# [Selected passage]
Loser: Satellite TV Soccer Moms Will Hate

Sirius’s car TV may be great technology, but it will drive parents crazy

5 min read
Loser: Satellite TV Soccer Moms Will Hate

Now Showing: Sirius Backseat TV rebroadcasts programming from cartoon Network, the Disney channel, and Nickelodeon.

Photo: Chrysler

The problem with boffo product demos is that people might take you seriously. And they might do it long before you’re sure it’s a product people need or want.

As a case in point, consider Sirius Satellite Radio’s Backseat TV, introduced this past fall. Sirius, based in New York City, first demonstrated satellite TV for cars at the January 2003 Consumer Electronics Show in Las Vegas. It wasn’t meant to be a real product, just a conceptual demo. Terry Smith, senior vice president of engineering for Sirius, says, “We were just flexing our muscles a bit. We put it on as a technology demonstration, just to prove that bits are bits and Sirius could be an entertainment company, not just a radio company.”

Then some of the auto­motive companies already installing Sirius Radio hardware as optional equipment saw the demos and pushed the company to get the product into production.

# [Information shown]
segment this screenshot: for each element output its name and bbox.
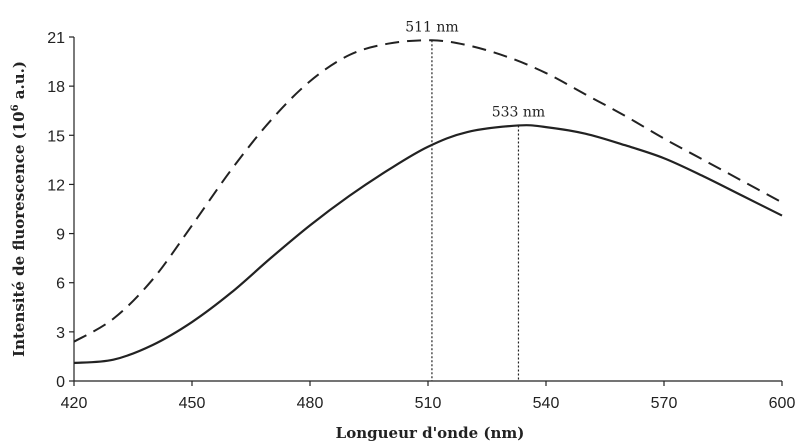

# [Short exercise A]
According to the article on Sirius Backseat TV, where and when did Sirius first demonstrate satellite TV for cars?
# [Short exercise B]
Pick up the article on Sirius Backseat TV after its last sentence and write the next part.

# [Output A]
At the January 2003 Consumer Electronics Show in Las Vegas.

# [Output B]
On the face of it, adding video to audio offerings doesn’t seem like a bad idea. Today, 29 percent of the 115 million households in the United States subscribe to satellite TV, according to the Consumer Electronics Association, in Arlington, Va. That’s a tempting market.

Turning a technology demonstration into a commercial product isn’t always easy. In this case, the first hurdle was to develop a new modulation scheme. For the demo, Sirius had temporarily taken several radio channels off the air and given the TV broadcast all the bandwidth it needed. But a commercial product would have to fit into the Sirius network without cannibalizing the radio channels quite so gluttonously, and without making it impossible for existing satellite radio units to continue to receive the company’s audio programming.

The engineers of Sirius’s Advanced Development Team in Lawrenceville, N.J., got to work. Enthusiastic about the product, the company announced in January 2005 that it would launch Sirius TV in 2006. That didn’t happen. “The PR got out in front of our technology a little bit,” Smith says.

But the engineers really rose to the occasion. They developed an impressive new transmission technology that breaks up the video signal and combines chunks of it with each of the more than 130 radio channels that fill Sirius’s allocated 12.5 megahertz of spectrum. Existing radio receivers screen out that signal as noise, but the new TV receivers recognize the signal as data and decode it.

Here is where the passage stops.